__Brief__: Copy each line of the data below exactly, leaving out pictures.

** start of Supplied entries **

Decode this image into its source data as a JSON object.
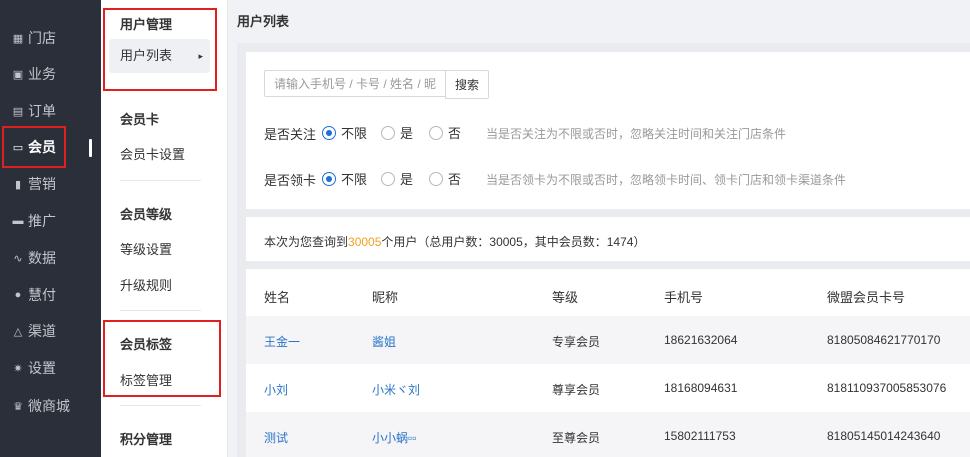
{
  "nav": {
    "items": [
      {
        "label": "门店",
        "icon": "store-icon",
        "glyph": "▦"
      },
      {
        "label": "业务",
        "icon": "briefcase-icon",
        "glyph": "▣"
      },
      {
        "label": "订单",
        "icon": "order-icon",
        "glyph": "▤"
      },
      {
        "label": "会员",
        "icon": "vip-card-icon",
        "glyph": "▭"
      },
      {
        "label": "营销",
        "icon": "bar-chart-icon",
        "glyph": "▮"
      },
      {
        "label": "推广",
        "icon": "monitor-icon",
        "glyph": "▬"
      },
      {
        "label": "数据",
        "icon": "line-chart-icon",
        "glyph": "∿"
      },
      {
        "label": "慧付",
        "icon": "pay-icon",
        "glyph": "●"
      },
      {
        "label": "渠道",
        "icon": "channel-icon",
        "glyph": "△"
      },
      {
        "label": "设置",
        "icon": "gear-icon",
        "glyph": "✷"
      },
      {
        "label": "微商城",
        "icon": "mall-icon",
        "glyph": "♛"
      }
    ],
    "active": "会员"
  },
  "subnav": {
    "groups": [
      {
        "title": "用户管理",
        "items": [
          "用户列表"
        ]
      },
      {
        "title": "会员卡",
        "items": [
          "会员卡设置"
        ]
      },
      {
        "title": "会员等级",
        "items": [
          "等级设置",
          "升级规则"
        ]
      },
      {
        "title": "会员标签",
        "items": [
          "标签管理"
        ]
      },
      {
        "title": "积分管理",
        "items": []
      }
    ],
    "selected": "用户列表",
    "caret": "▸"
  },
  "page": {
    "title": "用户列表"
  },
  "search": {
    "placeholder": "请输入手机号 / 卡号 / 姓名 / 昵称",
    "value": "",
    "button": "搜索"
  },
  "filters": {
    "follow": {
      "label": "是否关注",
      "options": [
        "不限",
        "是",
        "否"
      ],
      "selected": "不限",
      "hint": "当是否关注为不限或否时，忽略关注时间和关注门店条件"
    },
    "card": {
      "label": "是否领卡",
      "options": [
        "不限",
        "是",
        "否"
      ],
      "selected": "不限",
      "hint": "当是否领卡为不限或否时，忽略领卡时间、领卡门店和领卡渠道条件"
    }
  },
  "summary": {
    "prefix": "本次为您查询到",
    "count": "30005",
    "suffix": "个用户（总用户数：30005，其中会员数：1474）"
  },
  "table": {
    "columns": [
      "姓名",
      "昵称",
      "等级",
      "手机号",
      "微盟会员卡号"
    ],
    "rows": [
      [
        "王金一",
        "酱姐",
        "专享会员",
        "18621632064",
        "81805084621770170"
      ],
      [
        "小刘",
        "小米ヾ刘",
        "尊享会员",
        "18168094631",
        "818110937005853076"
      ],
      [
        "测试",
        "小小蜗▫▫",
        "至尊会员",
        "15802111753",
        "81805145014243640"
      ]
    ]
  },
  "colors": {
    "nav_bg": "#2b2f3a",
    "accent": "#1e6fd9",
    "link": "#2a74c9",
    "highlight": "#f0a020",
    "annotation": "#e02020"
  }
}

** end of Supplied entries **

__Result for this task__:
Decode this image into its source data as a JSON object.
{
  "nav": {
    "items": [
      {
        "label": "门店",
        "icon": "store-icon",
        "glyph": "▦"
      },
      {
        "label": "业务",
        "icon": "briefcase-icon",
        "glyph": "▣"
      },
      {
        "label": "订单",
        "icon": "order-icon",
        "glyph": "▤"
      },
      {
        "label": "会员",
        "icon": "vip-card-icon",
        "glyph": "▭"
      },
      {
        "label": "营销",
        "icon": "bar-chart-icon",
        "glyph": "▮"
      },
      {
        "label": "推广",
        "icon": "monitor-icon",
        "glyph": "▬"
      },
      {
        "label": "数据",
        "icon": "line-chart-icon",
        "glyph": "∿"
      },
      {
        "label": "慧付",
        "icon": "pay-icon",
        "glyph": "●"
      },
      {
        "label": "渠道",
        "icon": "channel-icon",
        "glyph": "△"
      },
      {
        "label": "设置",
        "icon": "gear-icon",
        "glyph": "✷"
      },
      {
        "label": "微商城",
        "icon": "mall-icon",
        "glyph": "♛"
      }
    ],
    "active": "会员"
  },
  "subnav": {
    "groups": [
      {
        "title": "用户管理",
        "items": [
          "用户列表"
        ]
      },
      {
        "title": "会员卡",
        "items": [
          "会员卡设置"
        ]
      },
      {
        "title": "会员等级",
        "items": [
          "等级设置",
          "升级规则"
        ]
      },
      {
        "title": "会员标签",
        "items": [
          "标签管理"
        ]
      },
      {
        "title": "积分管理",
        "items": []
      }
    ],
    "selected": "用户列表",
    "caret": "▸"
  },
  "page": {
    "title": "用户列表"
  },
  "search": {
    "placeholder": "请输入手机号 / 卡号 / 姓名 / 昵称",
    "value": "",
    "button": "搜索"
  },
  "filters": {
    "follow": {
      "label": "是否关注",
      "options": [
        "不限",
        "是",
        "否"
      ],
      "selected": "不限",
      "hint": "当是否关注为不限或否时，忽略关注时间和关注门店条件"
    },
    "card": {
      "label": "是否领卡",
      "options": [
        "不限",
        "是",
        "否"
      ],
      "selected": "不限",
      "hint": "当是否领卡为不限或否时，忽略领卡时间、领卡门店和领卡渠道条件"
    }
  },
  "summary": {
    "prefix": "本次为您查询到",
    "count": "30005",
    "suffix": "个用户（总用户数：30005，其中会员数：1474）"
  },
  "table": {
    "columns": [
      "姓名",
      "昵称",
      "等级",
      "手机号",
      "微盟会员卡号"
    ],
    "rows": [
      [
        "王金一",
        "酱姐",
        "专享会员",
        "18621632064",
        "81805084621770170"
      ],
      [
        "小刘",
        "小米ヾ刘",
        "尊享会员",
        "18168094631",
        "818110937005853076"
      ],
      [
        "测试",
        "小小蜗▫▫",
        "至尊会员",
        "15802111753",
        "81805145014243640"
      ]
    ]
  },
  "colors": {
    "nav_bg": "#2b2f3a",
    "accent": "#1e6fd9",
    "link": "#2a74c9",
    "highlight": "#f0a020",
    "annotation": "#e02020"
  }
}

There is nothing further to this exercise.